### THE PROBLEM
Your task is to transcribe the data in full.

### Data items
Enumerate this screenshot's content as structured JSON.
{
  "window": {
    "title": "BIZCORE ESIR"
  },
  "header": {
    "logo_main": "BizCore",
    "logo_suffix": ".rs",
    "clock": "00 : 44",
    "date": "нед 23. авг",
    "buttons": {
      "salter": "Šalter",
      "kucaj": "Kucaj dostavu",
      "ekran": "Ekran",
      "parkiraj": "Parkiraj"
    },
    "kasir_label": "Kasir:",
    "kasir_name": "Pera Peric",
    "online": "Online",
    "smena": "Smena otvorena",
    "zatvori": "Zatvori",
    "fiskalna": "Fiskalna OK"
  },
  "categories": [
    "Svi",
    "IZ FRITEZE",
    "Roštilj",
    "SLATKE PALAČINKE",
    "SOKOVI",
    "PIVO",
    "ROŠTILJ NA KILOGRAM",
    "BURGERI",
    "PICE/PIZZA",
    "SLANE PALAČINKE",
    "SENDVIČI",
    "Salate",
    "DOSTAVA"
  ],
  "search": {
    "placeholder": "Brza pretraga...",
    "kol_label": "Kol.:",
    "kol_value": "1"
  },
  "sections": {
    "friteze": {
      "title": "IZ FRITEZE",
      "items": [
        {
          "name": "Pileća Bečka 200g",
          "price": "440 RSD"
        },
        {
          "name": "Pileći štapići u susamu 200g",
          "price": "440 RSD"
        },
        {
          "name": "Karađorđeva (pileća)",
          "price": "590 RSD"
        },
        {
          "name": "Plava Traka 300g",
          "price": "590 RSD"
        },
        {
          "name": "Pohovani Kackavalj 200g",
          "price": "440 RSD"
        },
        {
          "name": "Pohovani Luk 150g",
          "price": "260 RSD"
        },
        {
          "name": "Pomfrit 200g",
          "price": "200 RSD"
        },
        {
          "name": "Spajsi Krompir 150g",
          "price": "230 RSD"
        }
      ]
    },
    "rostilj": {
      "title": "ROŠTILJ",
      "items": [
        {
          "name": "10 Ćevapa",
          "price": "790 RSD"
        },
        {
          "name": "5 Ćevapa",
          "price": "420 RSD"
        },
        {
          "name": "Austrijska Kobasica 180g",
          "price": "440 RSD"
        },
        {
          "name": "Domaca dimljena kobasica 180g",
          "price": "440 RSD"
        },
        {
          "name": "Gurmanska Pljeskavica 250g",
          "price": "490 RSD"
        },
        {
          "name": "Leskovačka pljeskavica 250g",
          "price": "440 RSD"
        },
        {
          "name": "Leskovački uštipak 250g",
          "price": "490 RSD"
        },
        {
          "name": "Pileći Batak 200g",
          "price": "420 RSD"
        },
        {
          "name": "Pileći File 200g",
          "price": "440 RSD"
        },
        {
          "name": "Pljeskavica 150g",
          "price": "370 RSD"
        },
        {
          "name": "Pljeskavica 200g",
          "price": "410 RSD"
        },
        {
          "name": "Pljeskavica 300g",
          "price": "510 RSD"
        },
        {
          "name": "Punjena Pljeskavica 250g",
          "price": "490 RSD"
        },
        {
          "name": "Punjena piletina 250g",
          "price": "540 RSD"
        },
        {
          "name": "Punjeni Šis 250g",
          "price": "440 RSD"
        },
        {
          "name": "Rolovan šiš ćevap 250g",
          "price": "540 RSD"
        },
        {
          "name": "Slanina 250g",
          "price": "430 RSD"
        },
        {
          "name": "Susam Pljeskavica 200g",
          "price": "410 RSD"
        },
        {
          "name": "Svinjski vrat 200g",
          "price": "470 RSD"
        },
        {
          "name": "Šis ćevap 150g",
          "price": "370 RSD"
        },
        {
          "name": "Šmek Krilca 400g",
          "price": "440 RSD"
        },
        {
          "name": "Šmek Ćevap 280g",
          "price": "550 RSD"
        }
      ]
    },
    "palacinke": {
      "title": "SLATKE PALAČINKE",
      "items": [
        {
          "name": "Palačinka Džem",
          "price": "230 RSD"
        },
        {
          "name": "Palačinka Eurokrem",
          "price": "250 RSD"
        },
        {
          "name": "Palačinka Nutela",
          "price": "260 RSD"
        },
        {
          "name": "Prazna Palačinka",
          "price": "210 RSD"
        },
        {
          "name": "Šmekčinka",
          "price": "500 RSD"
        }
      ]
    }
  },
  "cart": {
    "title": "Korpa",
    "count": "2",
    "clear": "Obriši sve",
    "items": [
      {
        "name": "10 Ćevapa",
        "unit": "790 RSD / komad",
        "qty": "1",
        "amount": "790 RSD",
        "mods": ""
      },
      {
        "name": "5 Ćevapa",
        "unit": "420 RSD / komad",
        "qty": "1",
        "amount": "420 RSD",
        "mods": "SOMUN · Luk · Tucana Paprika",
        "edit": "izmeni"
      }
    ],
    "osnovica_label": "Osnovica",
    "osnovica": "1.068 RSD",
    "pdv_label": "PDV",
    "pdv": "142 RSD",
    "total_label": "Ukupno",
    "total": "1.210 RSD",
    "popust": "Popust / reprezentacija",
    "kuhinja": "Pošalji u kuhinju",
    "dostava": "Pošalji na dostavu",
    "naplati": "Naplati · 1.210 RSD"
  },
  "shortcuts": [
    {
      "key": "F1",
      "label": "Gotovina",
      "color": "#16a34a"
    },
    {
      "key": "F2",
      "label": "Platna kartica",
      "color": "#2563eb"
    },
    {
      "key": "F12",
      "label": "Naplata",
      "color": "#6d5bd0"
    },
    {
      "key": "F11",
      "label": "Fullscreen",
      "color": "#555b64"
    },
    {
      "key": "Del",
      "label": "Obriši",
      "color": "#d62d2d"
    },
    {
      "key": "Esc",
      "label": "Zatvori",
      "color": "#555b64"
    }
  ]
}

### COMPLETE RESPONSE
Enumerate this screenshot's content as structured JSON.
{
  "window": {
    "title": "BIZCORE ESIR"
  },
  "header": {
    "logo_main": "BizCore",
    "logo_suffix": ".rs",
    "clock": "00 : 44",
    "date": "нед 23. авг",
    "buttons": {
      "salter": "Šalter",
      "kucaj": "Kucaj dostavu",
      "ekran": "Ekran",
      "parkiraj": "Parkiraj"
    },
    "kasir_label": "Kasir:",
    "kasir_name": "Pera Peric",
    "online": "Online",
    "smena": "Smena otvorena",
    "zatvori": "Zatvori",
    "fiskalna": "Fiskalna OK"
  },
  "categories": [
    "Svi",
    "IZ FRITEZE",
    "Roštilj",
    "SLATKE PALAČINKE",
    "SOKOVI",
    "PIVO",
    "ROŠTILJ NA KILOGRAM",
    "BURGERI",
    "PICE/PIZZA",
    "SLANE PALAČINKE",
    "SENDVIČI",
    "Salate",
    "DOSTAVA"
  ],
  "search": {
    "placeholder": "Brza pretraga...",
    "kol_label": "Kol.:",
    "kol_value": "1"
  },
  "sections": {
    "friteze": {
      "title": "IZ FRITEZE",
      "items": [
        {
          "name": "Pileća Bečka 200g",
          "price": "440 RSD"
        },
        {
          "name": "Pileći štapići u susamu 200g",
          "price": "440 RSD"
        },
        {
          "name": "Karađorđeva (pileća)",
          "price": "590 RSD"
        },
        {
          "name": "Plava Traka 300g",
          "price": "590 RSD"
        },
        {
          "name": "Pohovani Kackavalj 200g",
          "price": "440 RSD"
        },
        {
          "name": "Pohovani Luk 150g",
          "price": "260 RSD"
        },
        {
          "name": "Pomfrit 200g",
          "price": "200 RSD"
        },
        {
          "name": "Spajsi Krompir 150g",
          "price": "230 RSD"
        }
      ]
    },
    "rostilj": {
      "title": "ROŠTILJ",
      "items": [
        {
          "name": "10 Ćevapa",
          "price": "790 RSD"
        },
        {
          "name": "5 Ćevapa",
          "price": "420 RSD"
        },
        {
          "name": "Austrijska Kobasica 180g",
          "price": "440 RSD"
        },
        {
          "name": "Domaca dimljena kobasica 180g",
          "price": "440 RSD"
        },
        {
          "name": "Gurmanska Pljeskavica 250g",
          "price": "490 RSD"
        },
        {
          "name": "Leskovačka pljeskavica 250g",
          "price": "440 RSD"
        },
        {
          "name": "Leskovački uštipak 250g",
          "price": "490 RSD"
        },
        {
          "name": "Pileći Batak 200g",
          "price": "420 RSD"
        },
        {
          "name": "Pileći File 200g",
          "price": "440 RSD"
        },
        {
          "name": "Pljeskavica 150g",
          "price": "370 RSD"
        },
        {
          "name": "Pljeskavica 200g",
          "price": "410 RSD"
        },
        {
          "name": "Pljeskavica 300g",
          "price": "510 RSD"
        },
        {
          "name": "Punjena Pljeskavica 250g",
          "price": "490 RSD"
        },
        {
          "name": "Punjena piletina 250g",
          "price": "540 RSD"
        },
        {
          "name": "Punjeni Šis 250g",
          "price": "440 RSD"
        },
        {
          "name": "Rolovan šiš ćevap 250g",
          "price": "540 RSD"
        },
        {
          "name": "Slanina 250g",
          "price": "430 RSD"
        },
        {
          "name": "Susam Pljeskavica 200g",
          "price": "410 RSD"
        },
        {
          "name": "Svinjski vrat 200g",
          "price": "470 RSD"
        },
        {
          "name": "Šis ćevap 150g",
          "price": "370 RSD"
        },
        {
          "name": "Šmek Krilca 400g",
          "price": "440 RSD"
        },
        {
          "name": "Šmek Ćevap 280g",
          "price": "550 RSD"
        }
      ]
    },
    "palacinke": {
      "title": "SLATKE PALAČINKE",
      "items": [
        {
          "name": "Palačinka Džem",
          "price": "230 RSD"
        },
        {
          "name": "Palačinka Eurokrem",
          "price": "250 RSD"
        },
        {
          "name": "Palačinka Nutela",
          "price": "260 RSD"
        },
        {
          "name": "Prazna Palačinka",
          "price": "210 RSD"
        },
        {
          "name": "Šmekčinka",
          "price": "500 RSD"
        }
      ]
    }
  },
  "cart": {
    "title": "Korpa",
    "count": "2",
    "clear": "Obriši sve",
    "items": [
      {
        "name": "10 Ćevapa",
        "unit": "790 RSD / komad",
        "qty": "1",
        "amount": "790 RSD",
        "mods": ""
      },
      {
        "name": "5 Ćevapa",
        "unit": "420 RSD / komad",
        "qty": "1",
        "amount": "420 RSD",
        "mods": "SOMUN · Luk · Tucana Paprika",
        "edit": "izmeni"
      }
    ],
    "osnovica_label": "Osnovica",
    "osnovica": "1.068 RSD",
    "pdv_label": "PDV",
    "pdv": "142 RSD",
    "total_label": "Ukupno",
    "total": "1.210 RSD",
    "popust": "Popust / reprezentacija",
    "kuhinja": "Pošalji u kuhinju",
    "dostava": "Pošalji na dostavu",
    "naplati": "Naplati · 1.210 RSD"
  },
  "shortcuts": [
    {
      "key": "F1",
      "label": "Gotovina",
      "color": "#16a34a"
    },
    {
      "key": "F2",
      "label": "Platna kartica",
      "color": "#2563eb"
    },
    {
      "key": "F12",
      "label": "Naplata",
      "color": "#6d5bd0"
    },
    {
      "key": "F11",
      "label": "Fullscreen",
      "color": "#555b64"
    },
    {
      "key": "Del",
      "label": "Obriši",
      "color": "#d62d2d"
    },
    {
      "key": "Esc",
      "label": "Zatvori",
      "color": "#555b64"
    }
  ]
}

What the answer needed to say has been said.